Exercise directions: In the material, output the lines from the one with "table-cell: 38-40 xyxy=(616,591,673,627)" through the one with "fin-diagram: Length Width xyxy=(56,9,230,321)", both included, as a numbered list with blank lines omitted.

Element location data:
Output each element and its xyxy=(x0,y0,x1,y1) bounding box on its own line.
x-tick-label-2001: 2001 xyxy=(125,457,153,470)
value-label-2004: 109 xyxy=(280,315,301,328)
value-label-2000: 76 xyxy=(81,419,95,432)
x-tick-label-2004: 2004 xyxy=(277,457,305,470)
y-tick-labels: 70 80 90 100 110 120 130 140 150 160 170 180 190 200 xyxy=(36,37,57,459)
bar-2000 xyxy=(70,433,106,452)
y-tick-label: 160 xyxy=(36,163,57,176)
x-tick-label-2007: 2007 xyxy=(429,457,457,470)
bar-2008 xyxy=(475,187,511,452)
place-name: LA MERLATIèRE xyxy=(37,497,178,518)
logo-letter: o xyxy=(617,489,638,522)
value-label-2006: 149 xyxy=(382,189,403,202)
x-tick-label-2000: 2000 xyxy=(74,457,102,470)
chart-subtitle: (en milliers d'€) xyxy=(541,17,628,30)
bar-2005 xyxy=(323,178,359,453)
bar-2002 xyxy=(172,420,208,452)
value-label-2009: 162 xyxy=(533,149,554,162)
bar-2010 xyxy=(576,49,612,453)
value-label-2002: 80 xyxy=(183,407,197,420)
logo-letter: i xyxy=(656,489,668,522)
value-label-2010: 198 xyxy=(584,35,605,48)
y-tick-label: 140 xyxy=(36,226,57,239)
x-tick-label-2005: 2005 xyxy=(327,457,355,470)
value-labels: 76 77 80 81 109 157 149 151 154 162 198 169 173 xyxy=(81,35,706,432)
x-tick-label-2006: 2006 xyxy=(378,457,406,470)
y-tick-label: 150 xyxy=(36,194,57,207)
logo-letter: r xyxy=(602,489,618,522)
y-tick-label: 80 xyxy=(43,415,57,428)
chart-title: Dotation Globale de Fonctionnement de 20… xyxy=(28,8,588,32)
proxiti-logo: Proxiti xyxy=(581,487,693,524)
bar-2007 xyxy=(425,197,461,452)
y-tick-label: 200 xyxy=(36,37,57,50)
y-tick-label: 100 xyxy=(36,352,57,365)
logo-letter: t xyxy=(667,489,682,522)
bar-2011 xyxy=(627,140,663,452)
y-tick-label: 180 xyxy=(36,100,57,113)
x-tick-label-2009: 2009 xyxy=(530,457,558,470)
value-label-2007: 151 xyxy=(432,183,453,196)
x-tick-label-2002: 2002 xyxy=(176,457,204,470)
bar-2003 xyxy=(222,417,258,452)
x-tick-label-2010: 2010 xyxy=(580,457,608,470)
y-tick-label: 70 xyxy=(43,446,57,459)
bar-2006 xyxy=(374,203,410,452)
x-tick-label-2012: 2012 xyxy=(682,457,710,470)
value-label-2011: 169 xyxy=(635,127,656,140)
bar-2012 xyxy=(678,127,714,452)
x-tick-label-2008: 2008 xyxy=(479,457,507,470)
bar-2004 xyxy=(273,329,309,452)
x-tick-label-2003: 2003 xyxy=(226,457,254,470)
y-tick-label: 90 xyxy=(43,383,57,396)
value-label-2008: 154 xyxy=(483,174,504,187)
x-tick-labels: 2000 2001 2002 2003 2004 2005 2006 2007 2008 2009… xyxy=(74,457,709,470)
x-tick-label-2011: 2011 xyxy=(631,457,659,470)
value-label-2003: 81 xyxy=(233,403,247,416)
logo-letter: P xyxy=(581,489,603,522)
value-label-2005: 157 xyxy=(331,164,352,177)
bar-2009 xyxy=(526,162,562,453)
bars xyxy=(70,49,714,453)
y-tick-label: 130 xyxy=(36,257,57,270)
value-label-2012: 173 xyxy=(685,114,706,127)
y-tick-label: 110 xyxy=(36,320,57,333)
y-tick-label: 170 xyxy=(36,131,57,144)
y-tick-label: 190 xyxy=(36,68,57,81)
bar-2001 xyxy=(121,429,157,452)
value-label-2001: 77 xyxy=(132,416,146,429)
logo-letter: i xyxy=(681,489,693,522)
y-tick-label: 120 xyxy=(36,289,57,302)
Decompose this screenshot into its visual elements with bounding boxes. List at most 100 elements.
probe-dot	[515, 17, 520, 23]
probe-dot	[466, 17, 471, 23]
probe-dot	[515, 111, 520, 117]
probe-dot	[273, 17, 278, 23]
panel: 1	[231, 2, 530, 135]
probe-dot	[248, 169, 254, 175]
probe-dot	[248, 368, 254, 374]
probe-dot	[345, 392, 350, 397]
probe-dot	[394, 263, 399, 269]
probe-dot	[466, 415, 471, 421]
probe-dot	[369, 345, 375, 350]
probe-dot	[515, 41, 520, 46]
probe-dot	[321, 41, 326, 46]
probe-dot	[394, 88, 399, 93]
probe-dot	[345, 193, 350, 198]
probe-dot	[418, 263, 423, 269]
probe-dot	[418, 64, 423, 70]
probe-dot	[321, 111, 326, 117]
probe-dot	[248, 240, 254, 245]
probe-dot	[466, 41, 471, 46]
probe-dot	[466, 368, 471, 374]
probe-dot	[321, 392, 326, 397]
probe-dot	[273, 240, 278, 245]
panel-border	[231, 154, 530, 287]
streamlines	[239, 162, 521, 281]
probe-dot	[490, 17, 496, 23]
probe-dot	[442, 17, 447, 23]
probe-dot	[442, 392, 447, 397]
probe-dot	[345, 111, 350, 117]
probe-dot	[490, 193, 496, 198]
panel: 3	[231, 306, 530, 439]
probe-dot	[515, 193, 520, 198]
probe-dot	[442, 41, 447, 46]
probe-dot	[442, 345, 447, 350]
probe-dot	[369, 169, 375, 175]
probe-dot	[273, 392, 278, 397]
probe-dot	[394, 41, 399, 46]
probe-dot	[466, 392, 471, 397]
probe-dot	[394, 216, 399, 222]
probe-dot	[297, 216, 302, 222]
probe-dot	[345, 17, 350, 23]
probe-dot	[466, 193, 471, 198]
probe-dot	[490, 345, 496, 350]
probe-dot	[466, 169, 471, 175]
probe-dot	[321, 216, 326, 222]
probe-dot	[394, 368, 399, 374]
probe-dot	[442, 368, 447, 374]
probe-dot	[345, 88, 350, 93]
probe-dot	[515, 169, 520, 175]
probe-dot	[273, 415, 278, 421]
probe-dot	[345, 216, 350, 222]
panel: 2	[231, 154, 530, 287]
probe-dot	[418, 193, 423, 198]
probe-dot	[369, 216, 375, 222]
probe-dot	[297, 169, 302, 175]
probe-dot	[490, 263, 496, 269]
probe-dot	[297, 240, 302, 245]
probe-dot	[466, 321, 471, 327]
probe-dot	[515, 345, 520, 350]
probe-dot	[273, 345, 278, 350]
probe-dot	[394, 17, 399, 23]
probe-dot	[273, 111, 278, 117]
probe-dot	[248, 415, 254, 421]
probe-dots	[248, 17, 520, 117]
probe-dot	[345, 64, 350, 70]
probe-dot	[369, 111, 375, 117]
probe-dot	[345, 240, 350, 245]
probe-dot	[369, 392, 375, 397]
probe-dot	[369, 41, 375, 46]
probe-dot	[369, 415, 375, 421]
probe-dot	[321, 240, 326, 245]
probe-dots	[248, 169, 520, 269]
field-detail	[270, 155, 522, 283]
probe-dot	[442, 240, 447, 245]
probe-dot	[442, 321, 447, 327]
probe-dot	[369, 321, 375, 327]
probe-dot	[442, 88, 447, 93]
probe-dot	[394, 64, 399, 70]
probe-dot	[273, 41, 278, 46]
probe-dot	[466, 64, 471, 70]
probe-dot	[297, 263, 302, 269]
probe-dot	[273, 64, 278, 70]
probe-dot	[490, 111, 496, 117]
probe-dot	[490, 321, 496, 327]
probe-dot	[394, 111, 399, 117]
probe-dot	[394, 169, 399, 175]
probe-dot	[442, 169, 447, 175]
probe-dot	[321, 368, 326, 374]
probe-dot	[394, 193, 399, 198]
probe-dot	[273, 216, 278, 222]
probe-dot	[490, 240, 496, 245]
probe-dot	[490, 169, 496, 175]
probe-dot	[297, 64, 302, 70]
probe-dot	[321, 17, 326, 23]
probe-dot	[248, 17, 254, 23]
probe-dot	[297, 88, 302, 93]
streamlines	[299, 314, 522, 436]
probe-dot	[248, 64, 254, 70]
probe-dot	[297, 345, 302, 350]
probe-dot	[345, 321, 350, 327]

* * *

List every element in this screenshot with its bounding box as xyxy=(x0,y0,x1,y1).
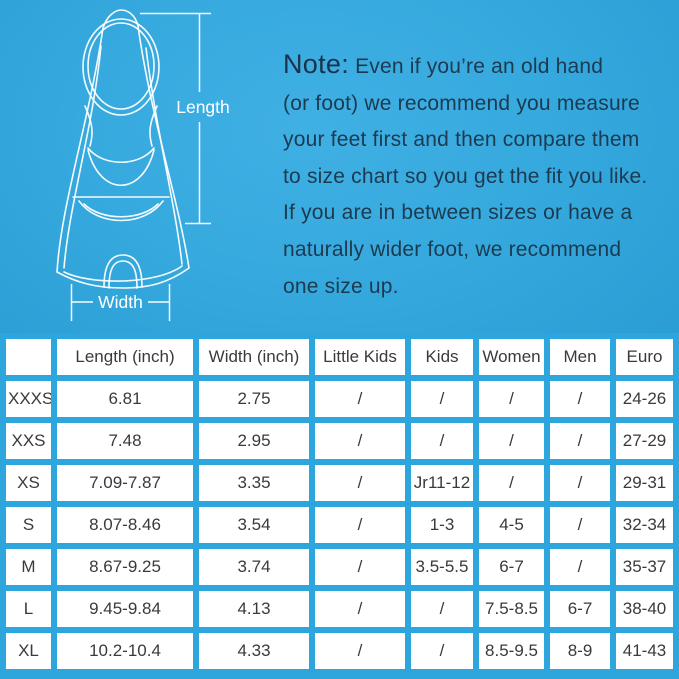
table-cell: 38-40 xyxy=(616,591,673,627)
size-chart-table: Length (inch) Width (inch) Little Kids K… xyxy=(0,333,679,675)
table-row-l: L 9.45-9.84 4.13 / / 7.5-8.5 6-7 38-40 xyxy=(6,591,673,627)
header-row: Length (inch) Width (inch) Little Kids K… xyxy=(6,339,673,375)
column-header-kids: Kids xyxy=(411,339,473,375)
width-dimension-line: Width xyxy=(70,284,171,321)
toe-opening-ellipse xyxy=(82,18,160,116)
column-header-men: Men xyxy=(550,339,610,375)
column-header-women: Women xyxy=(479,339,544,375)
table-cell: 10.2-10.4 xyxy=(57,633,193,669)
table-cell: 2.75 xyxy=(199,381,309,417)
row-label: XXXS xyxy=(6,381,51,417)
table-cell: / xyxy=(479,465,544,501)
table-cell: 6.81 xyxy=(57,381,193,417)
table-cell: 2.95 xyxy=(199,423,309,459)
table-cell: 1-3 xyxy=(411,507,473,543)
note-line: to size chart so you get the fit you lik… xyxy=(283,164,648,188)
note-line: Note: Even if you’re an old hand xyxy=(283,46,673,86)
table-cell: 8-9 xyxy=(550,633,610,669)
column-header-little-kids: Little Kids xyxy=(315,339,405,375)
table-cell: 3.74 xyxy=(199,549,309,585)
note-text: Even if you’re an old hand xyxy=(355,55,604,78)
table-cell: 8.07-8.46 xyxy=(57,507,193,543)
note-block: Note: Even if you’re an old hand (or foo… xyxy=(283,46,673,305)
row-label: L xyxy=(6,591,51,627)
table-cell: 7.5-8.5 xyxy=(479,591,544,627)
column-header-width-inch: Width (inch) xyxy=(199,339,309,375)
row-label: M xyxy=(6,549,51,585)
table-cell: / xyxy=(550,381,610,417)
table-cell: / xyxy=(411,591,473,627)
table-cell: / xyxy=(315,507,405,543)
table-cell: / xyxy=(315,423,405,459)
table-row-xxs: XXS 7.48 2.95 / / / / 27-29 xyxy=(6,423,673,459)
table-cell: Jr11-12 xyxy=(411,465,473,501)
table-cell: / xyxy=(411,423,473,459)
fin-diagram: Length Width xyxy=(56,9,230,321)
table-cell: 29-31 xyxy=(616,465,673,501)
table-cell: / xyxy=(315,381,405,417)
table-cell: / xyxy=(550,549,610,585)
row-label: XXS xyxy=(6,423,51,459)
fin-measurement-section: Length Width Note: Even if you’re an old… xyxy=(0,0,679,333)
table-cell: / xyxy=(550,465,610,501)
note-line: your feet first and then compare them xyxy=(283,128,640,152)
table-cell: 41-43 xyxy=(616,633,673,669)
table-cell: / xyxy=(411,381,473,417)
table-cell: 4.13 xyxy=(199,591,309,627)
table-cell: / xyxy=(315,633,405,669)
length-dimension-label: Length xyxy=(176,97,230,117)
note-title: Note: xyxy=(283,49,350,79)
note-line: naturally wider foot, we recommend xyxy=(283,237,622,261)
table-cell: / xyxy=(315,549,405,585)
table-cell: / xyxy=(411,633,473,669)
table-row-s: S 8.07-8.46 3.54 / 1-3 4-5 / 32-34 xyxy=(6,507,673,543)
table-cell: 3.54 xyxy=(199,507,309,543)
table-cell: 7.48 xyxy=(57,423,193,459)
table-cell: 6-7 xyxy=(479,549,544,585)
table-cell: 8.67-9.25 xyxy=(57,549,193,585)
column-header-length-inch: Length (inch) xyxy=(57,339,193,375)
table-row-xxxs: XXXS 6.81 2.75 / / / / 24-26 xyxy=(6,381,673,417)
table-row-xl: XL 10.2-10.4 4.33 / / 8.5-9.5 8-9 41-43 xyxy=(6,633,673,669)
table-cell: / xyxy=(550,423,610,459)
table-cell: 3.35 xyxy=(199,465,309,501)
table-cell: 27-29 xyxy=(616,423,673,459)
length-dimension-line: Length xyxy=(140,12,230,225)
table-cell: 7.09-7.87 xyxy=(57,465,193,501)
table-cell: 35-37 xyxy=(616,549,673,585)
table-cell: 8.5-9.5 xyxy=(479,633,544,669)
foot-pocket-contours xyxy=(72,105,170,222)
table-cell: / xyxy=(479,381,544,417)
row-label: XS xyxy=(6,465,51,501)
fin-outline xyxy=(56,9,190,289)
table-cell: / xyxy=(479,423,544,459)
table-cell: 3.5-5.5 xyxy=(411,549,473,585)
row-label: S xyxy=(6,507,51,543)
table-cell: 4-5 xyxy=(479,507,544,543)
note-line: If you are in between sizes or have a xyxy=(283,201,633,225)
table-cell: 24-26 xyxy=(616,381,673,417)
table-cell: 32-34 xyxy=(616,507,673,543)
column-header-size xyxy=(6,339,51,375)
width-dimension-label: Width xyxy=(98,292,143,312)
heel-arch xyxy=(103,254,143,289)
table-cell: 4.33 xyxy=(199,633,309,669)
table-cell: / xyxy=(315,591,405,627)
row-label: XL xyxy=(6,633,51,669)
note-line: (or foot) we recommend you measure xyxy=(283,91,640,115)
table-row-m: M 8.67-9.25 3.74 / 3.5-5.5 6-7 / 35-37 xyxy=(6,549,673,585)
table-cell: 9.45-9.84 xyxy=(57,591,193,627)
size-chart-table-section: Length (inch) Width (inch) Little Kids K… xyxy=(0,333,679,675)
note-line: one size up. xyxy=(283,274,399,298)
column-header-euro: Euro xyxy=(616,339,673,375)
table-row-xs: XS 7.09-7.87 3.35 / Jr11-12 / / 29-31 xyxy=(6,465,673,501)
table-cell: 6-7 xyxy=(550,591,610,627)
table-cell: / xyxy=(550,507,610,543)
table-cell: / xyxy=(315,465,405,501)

Answer to this task:
1. table-cell: 38-40 xyxy=(616,591,673,627)
2. size-chart-table: Length (inch) Width (inch) Little Kids K… xyxy=(0,333,679,675)
3. table-row-l: L 9.45-9.84 4.13 / / 7.5-8.5 6-7 38-40 xyxy=(6,591,673,627)
4. header-row: Length (inch) Width (inch) Little Kids K… xyxy=(6,339,673,375)
5. column-header-kids: Kids xyxy=(411,339,473,375)
6. width-dimension-line: Width xyxy=(70,284,171,321)
7. toe-opening-ellipse xyxy=(82,18,160,116)
8. column-header-men: Men xyxy=(550,339,610,375)
9. column-header-women: Women xyxy=(479,339,544,375)
10. table-cell: 10.2-10.4 xyxy=(57,633,193,669)
11. table-cell: 2.75 xyxy=(199,381,309,417)
12. row-label: XXXS xyxy=(6,381,51,417)
13. table-cell: / xyxy=(479,465,544,501)
14. table-cell: 6.81 xyxy=(57,381,193,417)
15. table-cell: 2.95 xyxy=(199,423,309,459)
16. table-cell: 1-3 xyxy=(411,507,473,543)
17. note-line: to size chart so you get the fit you lik… xyxy=(283,164,648,188)
18. note-line: Note: Even if you’re an old hand xyxy=(283,46,673,86)
19. table-cell: 8-9 xyxy=(550,633,610,669)
20. column-header-little-kids: Little Kids xyxy=(315,339,405,375)
21. table-cell: 3.74 xyxy=(199,549,309,585)
22. note-text: Even if you’re an old hand xyxy=(355,55,604,78)
23. table-cell: 8.07-8.46 xyxy=(57,507,193,543)
24. note-block: Note: Even if you’re an old hand (or foo… xyxy=(283,46,673,305)
25. row-label: L xyxy=(6,591,51,627)
26. table-cell: 7.5-8.5 xyxy=(479,591,544,627)
27. column-header-width-inch: Width (inch) xyxy=(199,339,309,375)
28. row-label: M xyxy=(6,549,51,585)
29. table-cell: / xyxy=(550,381,610,417)
30. table-cell: / xyxy=(411,591,473,627)
31. table-cell: / xyxy=(315,507,405,543)
32. table-cell: / xyxy=(315,423,405,459)
33. table-row-xxs: XXS 7.48 2.95 / / / / 27-29 xyxy=(6,423,673,459)
34. table-cell: Jr11-12 xyxy=(411,465,473,501)
35. table-cell: / xyxy=(411,423,473,459)
36. fin-diagram: Length Width xyxy=(56,9,230,321)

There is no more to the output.